**PROMPT**
Your task is to filter the data below down to the lines holding "title".

(Records from a data collection)
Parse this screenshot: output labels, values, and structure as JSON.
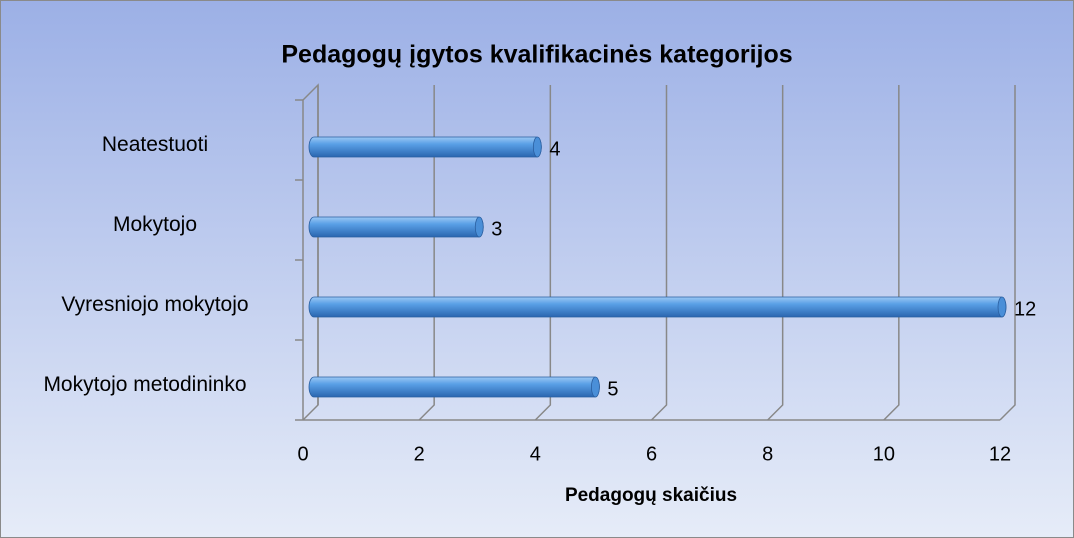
{
  "chart_data": {
    "type": "bar",
    "orientation": "horizontal",
    "title": "Pedagogų įgytos kvalifikacinės kategorijos",
    "x_label": "Pedagogų skaičius",
    "categories": [
      "Neatestuoti",
      "Mokytojo",
      "Vyresniojo mokytojo",
      "Mokytojo metodininko"
    ],
    "values": [
      4,
      3,
      12,
      5
    ],
    "color": "#4a8fd8",
    "xlim": [
      0,
      12
    ],
    "xticks": [
      0,
      2,
      4,
      6,
      8,
      10,
      12
    ],
    "grid": true
  }
}
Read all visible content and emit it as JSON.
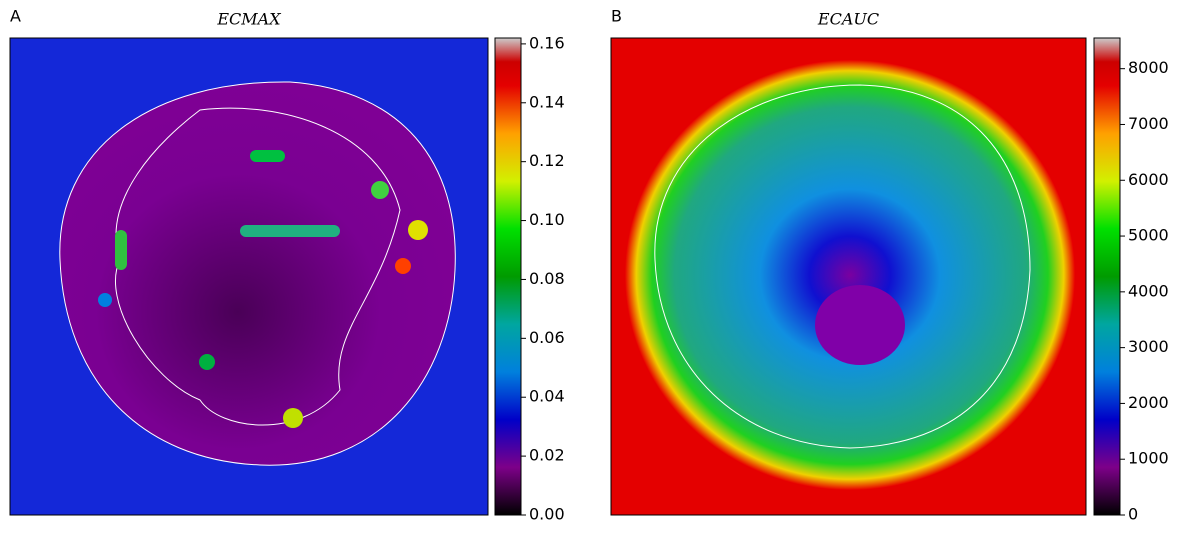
{
  "chart_data": [
    {
      "type": "image",
      "panel": "A",
      "title": "ECMAX",
      "colormap": "nipy_spectral",
      "clim": [
        0,
        0.162
      ],
      "cticks": [
        {
          "value": 0,
          "label": "0.00"
        },
        0.02,
        0.04,
        0.06,
        0.08,
        {
          "value": 0.1,
          "label": "0.10"
        },
        0.12,
        0.14,
        0.16
      ]
    },
    {
      "type": "image",
      "panel": "B",
      "title": "ECAUC",
      "colormap": "nipy_spectral",
      "clim": [
        0,
        8550
      ],
      "cticks": [
        0,
        1000,
        2000,
        3000,
        4000,
        5000,
        6000,
        7000,
        8000
      ]
    }
  ]
}
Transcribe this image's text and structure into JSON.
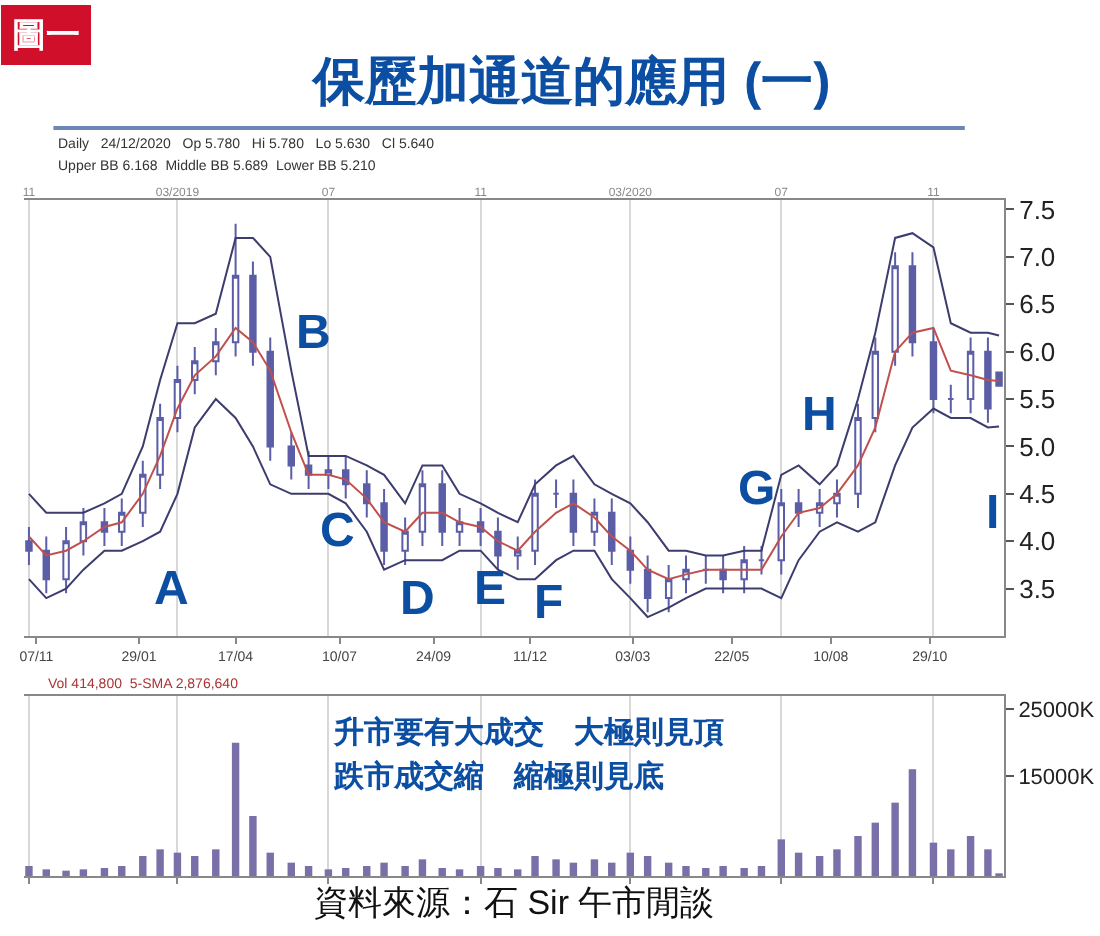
{
  "chart_data": [
    {
      "type": "candlestick",
      "title": "保歷加通道的應用 (一)",
      "x": [
        "2018-11-01",
        "2018-11-15",
        "2018-12-01",
        "2018-12-15",
        "2019-01-01",
        "2019-01-15",
        "2019-02-01",
        "2019-02-15",
        "2019-03-01",
        "2019-03-15",
        "2019-04-01",
        "2019-04-17",
        "2019-05-01",
        "2019-05-15",
        "2019-06-01",
        "2019-06-15",
        "2019-07-01",
        "2019-07-15",
        "2019-08-01",
        "2019-08-15",
        "2019-09-01",
        "2019-09-15",
        "2019-10-01",
        "2019-10-15",
        "2019-11-01",
        "2019-11-15",
        "2019-12-01",
        "2019-12-15",
        "2020-01-01",
        "2020-01-15",
        "2020-02-01",
        "2020-02-15",
        "2020-03-01",
        "2020-03-15",
        "2020-04-01",
        "2020-04-15",
        "2020-05-01",
        "2020-05-15",
        "2020-06-01",
        "2020-06-15",
        "2020-07-01",
        "2020-07-15",
        "2020-08-01",
        "2020-08-15",
        "2020-09-01",
        "2020-09-15",
        "2020-10-01",
        "2020-10-15",
        "2020-11-01",
        "2020-11-15",
        "2020-12-01",
        "2020-12-15",
        "2020-12-24"
      ],
      "series": [
        {
          "type": "line",
          "color": "#3c3c6e",
          "values": [
            4.5,
            4.3,
            4.3,
            4.3,
            4.4,
            4.5,
            5.0,
            5.7,
            6.3,
            6.3,
            6.4,
            7.2,
            7.2,
            7.0,
            5.8,
            4.9,
            4.9,
            4.9,
            4.8,
            4.7,
            4.4,
            4.8,
            4.8,
            4.5,
            4.4,
            4.3,
            4.2,
            4.6,
            4.8,
            4.9,
            4.6,
            4.5,
            4.4,
            4.2,
            3.9,
            3.9,
            3.85,
            3.85,
            3.9,
            3.9,
            4.7,
            4.8,
            4.6,
            4.8,
            5.5,
            6.2,
            7.2,
            7.25,
            7.1,
            6.3,
            6.2,
            6.2,
            6.17
          ]
        },
        {
          "type": "line",
          "color": "#c0504d",
          "values": [
            4.05,
            3.85,
            3.9,
            4.0,
            4.15,
            4.2,
            4.5,
            4.9,
            5.4,
            5.75,
            5.95,
            6.25,
            6.1,
            5.8,
            5.15,
            4.7,
            4.7,
            4.65,
            4.45,
            4.2,
            4.1,
            4.3,
            4.3,
            4.2,
            4.15,
            4.0,
            3.9,
            4.1,
            4.3,
            4.4,
            4.25,
            4.05,
            3.9,
            3.7,
            3.6,
            3.65,
            3.7,
            3.7,
            3.7,
            3.7,
            4.05,
            4.3,
            4.35,
            4.5,
            4.8,
            5.2,
            6.0,
            6.2,
            6.25,
            5.8,
            5.75,
            5.7,
            5.69
          ]
        },
        {
          "type": "line",
          "color": "#3c3c6e",
          "values": [
            3.6,
            3.4,
            3.5,
            3.7,
            3.9,
            3.9,
            4.0,
            4.1,
            4.5,
            5.2,
            5.5,
            5.3,
            5.0,
            4.6,
            4.5,
            4.5,
            4.5,
            4.4,
            4.1,
            3.7,
            3.8,
            3.8,
            3.8,
            3.9,
            3.9,
            3.7,
            3.6,
            3.6,
            3.8,
            3.9,
            3.9,
            3.6,
            3.4,
            3.2,
            3.3,
            3.4,
            3.5,
            3.5,
            3.5,
            3.5,
            3.4,
            3.8,
            4.1,
            4.2,
            4.1,
            4.2,
            4.8,
            5.2,
            5.4,
            5.3,
            5.3,
            5.2,
            5.21
          ]
        },
        {
          "type": "candlestick",
          "color": "#5b5ea6",
          "ohlc": [
            [
              4.0,
              4.15,
              3.75,
              3.9
            ],
            [
              3.9,
              4.05,
              3.45,
              3.6
            ],
            [
              3.6,
              4.15,
              3.45,
              4.0
            ],
            [
              4.0,
              4.35,
              3.85,
              4.2
            ],
            [
              4.2,
              4.35,
              3.95,
              4.1
            ],
            [
              4.1,
              4.45,
              3.95,
              4.3
            ],
            [
              4.3,
              4.85,
              4.15,
              4.7
            ],
            [
              4.7,
              5.45,
              4.55,
              5.3
            ],
            [
              5.3,
              5.85,
              5.15,
              5.7
            ],
            [
              5.7,
              6.05,
              5.55,
              5.9
            ],
            [
              5.9,
              6.25,
              5.75,
              6.1
            ],
            [
              6.1,
              7.35,
              5.95,
              6.8
            ],
            [
              6.8,
              6.95,
              5.85,
              6.0
            ],
            [
              6.0,
              6.15,
              4.85,
              5.0
            ],
            [
              5.0,
              5.15,
              4.65,
              4.8
            ],
            [
              4.8,
              4.95,
              4.55,
              4.7
            ],
            [
              4.7,
              4.9,
              4.55,
              4.75
            ],
            [
              4.75,
              4.9,
              4.45,
              4.6
            ],
            [
              4.6,
              4.75,
              4.25,
              4.4
            ],
            [
              4.4,
              4.55,
              3.75,
              3.9
            ],
            [
              3.9,
              4.25,
              3.75,
              4.1
            ],
            [
              4.1,
              4.75,
              3.95,
              4.6
            ],
            [
              4.6,
              4.75,
              3.95,
              4.1
            ],
            [
              4.1,
              4.35,
              3.95,
              4.2
            ],
            [
              4.2,
              4.35,
              3.95,
              4.1
            ],
            [
              4.1,
              4.25,
              3.7,
              3.85
            ],
            [
              3.85,
              4.05,
              3.7,
              3.9
            ],
            [
              3.9,
              4.65,
              3.75,
              4.5
            ],
            [
              4.5,
              4.65,
              4.35,
              4.5
            ],
            [
              4.5,
              4.65,
              3.95,
              4.1
            ],
            [
              4.1,
              4.45,
              3.95,
              4.3
            ],
            [
              4.3,
              4.45,
              3.75,
              3.9
            ],
            [
              3.9,
              4.05,
              3.55,
              3.7
            ],
            [
              3.7,
              3.85,
              3.25,
              3.4
            ],
            [
              3.4,
              3.75,
              3.25,
              3.6
            ],
            [
              3.6,
              3.85,
              3.45,
              3.7
            ],
            [
              3.7,
              3.85,
              3.55,
              3.7
            ],
            [
              3.7,
              3.85,
              3.45,
              3.6
            ],
            [
              3.6,
              3.95,
              3.45,
              3.8
            ],
            [
              3.8,
              3.95,
              3.65,
              3.8
            ],
            [
              3.8,
              4.55,
              3.65,
              4.4
            ],
            [
              4.4,
              4.55,
              4.15,
              4.3
            ],
            [
              4.3,
              4.55,
              4.15,
              4.4
            ],
            [
              4.4,
              4.65,
              4.25,
              4.5
            ],
            [
              4.5,
              5.45,
              4.35,
              5.3
            ],
            [
              5.3,
              6.15,
              5.15,
              6.0
            ],
            [
              6.0,
              7.05,
              5.85,
              6.9
            ],
            [
              6.9,
              7.05,
              5.95,
              6.1
            ],
            [
              6.1,
              6.25,
              5.35,
              5.5
            ],
            [
              5.5,
              5.65,
              5.35,
              5.5
            ],
            [
              5.5,
              6.15,
              5.35,
              6.0
            ],
            [
              6.0,
              6.15,
              5.25,
              5.4
            ],
            [
              5.78,
              5.78,
              5.63,
              5.64
            ]
          ]
        }
      ],
      "xlim": [
        "2018-10-28",
        "2020-12-28"
      ],
      "xticks": [
        {
          "value": "2018-11-07",
          "label": "07/11"
        },
        {
          "value": "2019-01-29",
          "label": "29/01"
        },
        {
          "value": "2019-04-17",
          "label": "17/04"
        },
        {
          "value": "2019-07-10",
          "label": "10/07"
        },
        {
          "value": "2019-09-24",
          "label": "24/09"
        },
        {
          "value": "2019-12-11",
          "label": "11/12"
        },
        {
          "value": "2020-03-03",
          "label": "03/03"
        },
        {
          "value": "2020-05-22",
          "label": "22/05"
        },
        {
          "value": "2020-08-10",
          "label": "10/08"
        },
        {
          "value": "2020-10-29",
          "label": "29/10"
        }
      ],
      "x2lim": [
        "2018-10-28",
        "2020-12-28"
      ],
      "x2ticks": [
        {
          "value": "2018-11-01",
          "label": "11"
        },
        {
          "value": "2019-03-01",
          "label": "03/2019"
        },
        {
          "value": "2019-07-01",
          "label": "07"
        },
        {
          "value": "2019-11-01",
          "label": "11"
        },
        {
          "value": "2020-03-01",
          "label": "03/2020"
        },
        {
          "value": "2020-07-01",
          "label": "07"
        },
        {
          "value": "2020-11-01",
          "label": "11"
        }
      ],
      "ylim": [
        3.0,
        7.6
      ],
      "yticks": [
        3.5,
        {
          "value": 4,
          "label": "4.0"
        },
        4.5,
        {
          "value": 5,
          "label": "5.0"
        },
        5.5,
        {
          "value": 6,
          "label": "6.0"
        },
        6.5,
        {
          "value": 7,
          "label": "7.0"
        },
        7.5
      ],
      "grid": "x",
      "annotations": [
        "圖一",
        "Daily   24/12/2020   Op 5.780   Hi 5.780   Lo 5.630   Cl 5.640",
        "Upper BB 6.168  Middle BB 5.689  Lower BB 5.210",
        "A",
        "B",
        "C",
        "D",
        "E",
        "F",
        "G",
        "H",
        "I"
      ]
    },
    {
      "type": "bar",
      "color": "#7a6fa8",
      "x": [
        "2018-11-01",
        "2018-11-15",
        "2018-12-01",
        "2018-12-15",
        "2019-01-01",
        "2019-01-15",
        "2019-02-01",
        "2019-02-15",
        "2019-03-01",
        "2019-03-15",
        "2019-04-01",
        "2019-04-17",
        "2019-05-01",
        "2019-05-15",
        "2019-06-01",
        "2019-06-15",
        "2019-07-01",
        "2019-07-15",
        "2019-08-01",
        "2019-08-15",
        "2019-09-01",
        "2019-09-15",
        "2019-10-01",
        "2019-10-15",
        "2019-11-01",
        "2019-11-15",
        "2019-12-01",
        "2019-12-15",
        "2020-01-01",
        "2020-01-15",
        "2020-02-01",
        "2020-02-15",
        "2020-03-01",
        "2020-03-15",
        "2020-04-01",
        "2020-04-15",
        "2020-05-01",
        "2020-05-15",
        "2020-06-01",
        "2020-06-15",
        "2020-07-01",
        "2020-07-15",
        "2020-08-01",
        "2020-08-15",
        "2020-09-01",
        "2020-09-15",
        "2020-10-01",
        "2020-10-15",
        "2020-11-01",
        "2020-11-15",
        "2020-12-01",
        "2020-12-15",
        "2020-12-24"
      ],
      "values": [
        1500000,
        1000000,
        800000,
        1000000,
        1200000,
        1500000,
        3000000,
        4000000,
        3500000,
        3000000,
        4000000,
        20000000,
        9000000,
        3500000,
        2000000,
        1500000,
        1000000,
        1200000,
        1500000,
        2000000,
        1500000,
        2500000,
        1200000,
        1000000,
        1500000,
        1200000,
        1000000,
        3000000,
        2500000,
        2000000,
        2500000,
        2000000,
        3500000,
        3000000,
        2000000,
        1500000,
        1200000,
        1500000,
        1200000,
        1500000,
        5500000,
        3500000,
        3000000,
        4000000,
        6000000,
        8000000,
        11000000,
        16000000,
        5000000,
        4000000,
        6000000,
        4000000,
        400000
      ],
      "xlim": [
        "2018-10-28",
        "2020-12-28"
      ],
      "xticks": [
        {
          "value": "2018-11-01",
          "label": null
        },
        {
          "value": "2019-03-01",
          "label": null
        },
        {
          "value": "2019-07-01",
          "label": null
        },
        {
          "value": "2019-11-01",
          "label": null
        },
        {
          "value": "2020-03-01",
          "label": null
        },
        {
          "value": "2020-07-01",
          "label": null
        },
        {
          "value": "2020-11-01",
          "label": null
        }
      ],
      "ylim": [
        0,
        27000000
      ],
      "yticks": [
        {
          "value": 15000000,
          "label": "15000K"
        },
        {
          "value": 25000000,
          "label": "25000K"
        }
      ],
      "tick_labels": "y",
      "grid": "x",
      "annotations": [
        "Vol 414,800  5-SMA 2,876,640",
        "升市要有大成交　大極則見頂",
        "跌市成交縮　縮極則見底",
        "資料來源：石 Sir 午市閒談"
      ]
    }
  ]
}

**CORRECT ANSWER**
    "title": "Pedagogų įgytos kvalifikacinės kategorijos",
      "title": "ECMAX",
      "title": "ECAUC",
      "title": "保歷加通道的應用 (一)",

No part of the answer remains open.